» Aim
Return each line of the data below exactly, omitting any pictures.

--- Supplied entries ---

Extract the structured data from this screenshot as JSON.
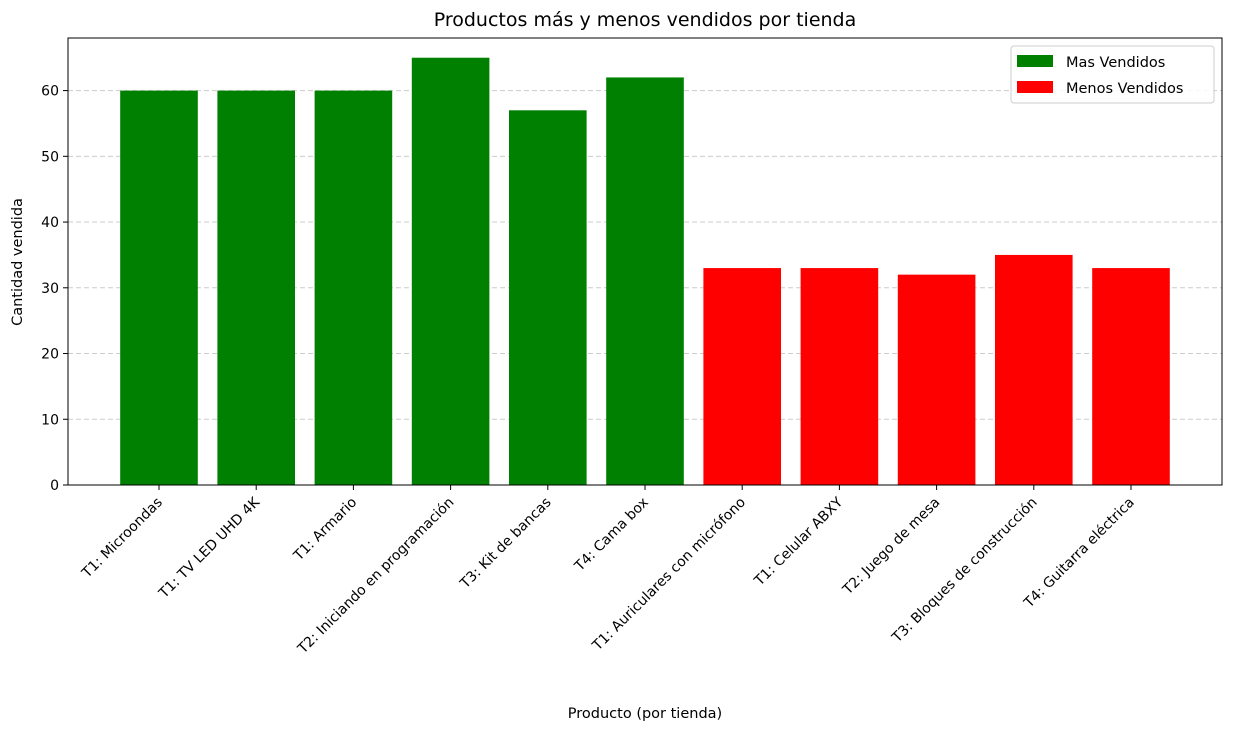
{
  "chart_data": {
    "type": "bar",
    "title": "Productos más y menos vendidos por tienda",
    "xlabel": "Producto (por tienda)",
    "ylabel": "Cantidad vendida",
    "ylim": [
      0,
      68
    ],
    "yticks": [
      0,
      10,
      20,
      30,
      40,
      50,
      60
    ],
    "grid": "y-dashed",
    "legend_position": "top-right",
    "categories": [
      "T1: Microondas",
      "T1: TV LED UHD 4K",
      "T1: Armario",
      "T2: Iniciando en programación",
      "T3: Kit de bancas",
      "T4: Cama box",
      "T1: Auriculares con micrófono",
      "T1: Celular ABXY",
      "T2: Juego de mesa",
      "T3: Bloques de construcción",
      "T4: Guitarra eléctrica"
    ],
    "series": [
      {
        "name": "Mas Vendidos",
        "color": "#008000",
        "values": [
          60,
          60,
          60,
          65,
          57,
          62,
          null,
          null,
          null,
          null,
          null
        ]
      },
      {
        "name": "Menos Vendidos",
        "color": "#ff0000",
        "values": [
          null,
          null,
          null,
          null,
          null,
          null,
          33,
          33,
          32,
          35,
          33
        ]
      }
    ]
  }
}
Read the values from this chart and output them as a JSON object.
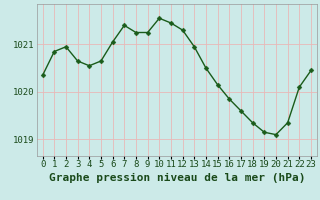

---

» Written response
Extract the structured data from this screenshot as JSON.
{
  "chart_data": {
    "type": "bar",
    "title": "Productos más y menos vendidos por tienda",
    "xlabel": "Producto (por tienda)",
    "ylabel": "Cantidad vendida",
    "ylim": [
      0,
      68
    ],
    "yticks": [
      0,
      10,
      20,
      30,
      40,
      50,
      60
    ],
    "grid": "y-dashed",
    "legend_position": "top-right",
    "categories": [
      "T1: Microondas",
      "T1: TV LED UHD 4K",
      "T1: Armario",
      "T2: Iniciando en programación",
      "T3: Kit de bancas",
      "T4: Cama box",
      "T1: Auriculares con micrófono",
      "T1: Celular ABXY",
      "T2: Juego de mesa",
      "T3: Bloques de construcción",
      "T4: Guitarra eléctrica"
    ],
    "series": [
      {
        "name": "Mas Vendidos",
        "color": "#008000",
        "values": [
          60,
          60,
          60,
          65,
          57,
          62,
          null,
          null,
          null,
          null,
          null
        ]
      },
      {
        "name": "Menos Vendidos",
        "color": "#ff0000",
        "values": [
          null,
          null,
          null,
          null,
          null,
          null,
          33,
          33,
          32,
          35,
          33
        ]
      }
    ]
  }
}
Read the values from this chart and output them as a JSON object.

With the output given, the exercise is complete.